Task material |
---

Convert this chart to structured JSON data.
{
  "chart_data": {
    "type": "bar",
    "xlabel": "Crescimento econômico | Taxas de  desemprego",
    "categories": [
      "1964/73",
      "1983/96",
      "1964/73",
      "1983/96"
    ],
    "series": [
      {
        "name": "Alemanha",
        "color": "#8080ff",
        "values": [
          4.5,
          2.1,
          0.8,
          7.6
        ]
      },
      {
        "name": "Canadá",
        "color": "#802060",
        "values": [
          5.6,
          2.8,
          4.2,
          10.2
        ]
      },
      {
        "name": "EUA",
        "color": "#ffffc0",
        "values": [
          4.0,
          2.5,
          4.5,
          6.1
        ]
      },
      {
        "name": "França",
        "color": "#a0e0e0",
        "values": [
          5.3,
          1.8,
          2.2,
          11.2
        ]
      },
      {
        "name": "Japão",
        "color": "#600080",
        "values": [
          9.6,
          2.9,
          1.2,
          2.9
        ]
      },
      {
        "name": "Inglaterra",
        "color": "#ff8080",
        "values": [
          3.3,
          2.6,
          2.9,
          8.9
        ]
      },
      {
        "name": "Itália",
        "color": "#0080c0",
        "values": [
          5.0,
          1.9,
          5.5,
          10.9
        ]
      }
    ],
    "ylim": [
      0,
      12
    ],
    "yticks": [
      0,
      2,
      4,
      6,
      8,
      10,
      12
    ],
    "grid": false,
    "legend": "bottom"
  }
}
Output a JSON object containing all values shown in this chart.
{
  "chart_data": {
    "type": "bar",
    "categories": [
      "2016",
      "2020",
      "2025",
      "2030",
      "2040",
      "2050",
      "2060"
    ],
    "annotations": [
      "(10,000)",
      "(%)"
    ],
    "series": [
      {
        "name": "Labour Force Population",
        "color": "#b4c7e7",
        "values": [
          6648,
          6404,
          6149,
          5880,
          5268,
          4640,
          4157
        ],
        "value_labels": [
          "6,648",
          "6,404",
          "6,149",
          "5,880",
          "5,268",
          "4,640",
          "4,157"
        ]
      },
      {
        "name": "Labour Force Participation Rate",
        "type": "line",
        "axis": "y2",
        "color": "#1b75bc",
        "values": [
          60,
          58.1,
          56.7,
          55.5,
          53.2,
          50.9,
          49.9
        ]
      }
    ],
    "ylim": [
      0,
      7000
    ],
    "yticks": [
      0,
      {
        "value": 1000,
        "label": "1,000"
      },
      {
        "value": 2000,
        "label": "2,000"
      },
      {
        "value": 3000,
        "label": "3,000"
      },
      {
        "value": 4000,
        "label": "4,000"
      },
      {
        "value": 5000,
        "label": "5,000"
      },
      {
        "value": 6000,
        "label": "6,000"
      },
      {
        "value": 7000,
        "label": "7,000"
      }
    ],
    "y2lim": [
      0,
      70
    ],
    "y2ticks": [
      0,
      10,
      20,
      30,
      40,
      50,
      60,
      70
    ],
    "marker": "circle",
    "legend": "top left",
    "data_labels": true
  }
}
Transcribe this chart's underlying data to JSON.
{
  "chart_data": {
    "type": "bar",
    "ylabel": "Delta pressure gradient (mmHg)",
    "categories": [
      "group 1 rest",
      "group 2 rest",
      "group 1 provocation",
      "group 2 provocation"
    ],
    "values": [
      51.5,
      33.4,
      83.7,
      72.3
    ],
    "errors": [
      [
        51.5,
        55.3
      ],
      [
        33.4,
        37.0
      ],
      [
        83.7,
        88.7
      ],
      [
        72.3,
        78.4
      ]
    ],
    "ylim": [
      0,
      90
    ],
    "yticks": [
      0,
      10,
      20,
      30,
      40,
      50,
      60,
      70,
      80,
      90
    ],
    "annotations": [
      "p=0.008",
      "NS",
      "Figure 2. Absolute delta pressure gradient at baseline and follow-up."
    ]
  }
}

---

Your objective | Retype the listing exactly, in full.

Task output |
Convert this chart to structured JSON data.
{
  "chart_data": {
    "type": "bar",
    "xlabel": "Crescimento econômico | Taxas de  desemprego",
    "categories": [
      "1964/73",
      "1983/96",
      "1964/73",
      "1983/96"
    ],
    "series": [
      {
        "name": "Alemanha",
        "color": "#8080ff",
        "values": [
          4.5,
          2.1,
          0.8,
          7.6
        ]
      },
      {
        "name": "Canadá",
        "color": "#802060",
        "values": [
          5.6,
          2.8,
          4.2,
          10.2
        ]
      },
      {
        "name": "EUA",
        "color": "#ffffc0",
        "values": [
          4.0,
          2.5,
          4.5,
          6.1
        ]
      },
      {
        "name": "França",
        "color": "#a0e0e0",
        "values": [
          5.3,
          1.8,
          2.2,
          11.2
        ]
      },
      {
        "name": "Japão",
        "color": "#600080",
        "values": [
          9.6,
          2.9,
          1.2,
          2.9
        ]
      },
      {
        "name": "Inglaterra",
        "color": "#ff8080",
        "values": [
          3.3,
          2.6,
          2.9,
          8.9
        ]
      },
      {
        "name": "Itália",
        "color": "#0080c0",
        "values": [
          5.0,
          1.9,
          5.5,
          10.9
        ]
      }
    ],
    "ylim": [
      0,
      12
    ],
    "yticks": [
      0,
      2,
      4,
      6,
      8,
      10,
      12
    ],
    "grid": false,
    "legend": "bottom"
  }
}
Output a JSON object containing all values shown in this chart.
{
  "chart_data": {
    "type": "bar",
    "categories": [
      "2016",
      "2020",
      "2025",
      "2030",
      "2040",
      "2050",
      "2060"
    ],
    "annotations": [
      "(10,000)",
      "(%)"
    ],
    "series": [
      {
        "name": "Labour Force Population",
        "color": "#b4c7e7",
        "values": [
          6648,
          6404,
          6149,
          5880,
          5268,
          4640,
          4157
        ],
        "value_labels": [
          "6,648",
          "6,404",
          "6,149",
          "5,880",
          "5,268",
          "4,640",
          "4,157"
        ]
      },
      {
        "name": "Labour Force Participation Rate",
        "type": "line",
        "axis": "y2",
        "color": "#1b75bc",
        "values": [
          60,
          58.1,
          56.7,
          55.5,
          53.2,
          50.9,
          49.9
        ]
      }
    ],
    "ylim": [
      0,
      7000
    ],
    "yticks": [
      0,
      {
        "value": 1000,
        "label": "1,000"
      },
      {
        "value": 2000,
        "label": "2,000"
      },
      {
        "value": 3000,
        "label": "3,000"
      },
      {
        "value": 4000,
        "label": "4,000"
      },
      {
        "value": 5000,
        "label": "5,000"
      },
      {
        "value": 6000,
        "label": "6,000"
      },
      {
        "value": 7000,
        "label": "7,000"
      }
    ],
    "y2lim": [
      0,
      70
    ],
    "y2ticks": [
      0,
      10,
      20,
      30,
      40,
      50,
      60,
      70
    ],
    "marker": "circle",
    "legend": "top left",
    "data_labels": true
  }
}
Transcribe this chart's underlying data to JSON.
{
  "chart_data": {
    "type": "bar",
    "ylabel": "Delta pressure gradient (mmHg)",
    "categories": [
      "group 1 rest",
      "group 2 rest",
      "group 1 provocation",
      "group 2 provocation"
    ],
    "values": [
      51.5,
      33.4,
      83.7,
      72.3
    ],
    "errors": [
      [
        51.5,
        55.3
      ],
      [
        33.4,
        37.0
      ],
      [
        83.7,
        88.7
      ],
      [
        72.3,
        78.4
      ]
    ],
    "ylim": [
      0,
      90
    ],
    "yticks": [
      0,
      10,
      20,
      30,
      40,
      50,
      60,
      70,
      80,
      90
    ],
    "annotations": [
      "p=0.008",
      "NS",
      "Figure 2. Absolute delta pressure gradient at baseline and follow-up."
    ]
  }
}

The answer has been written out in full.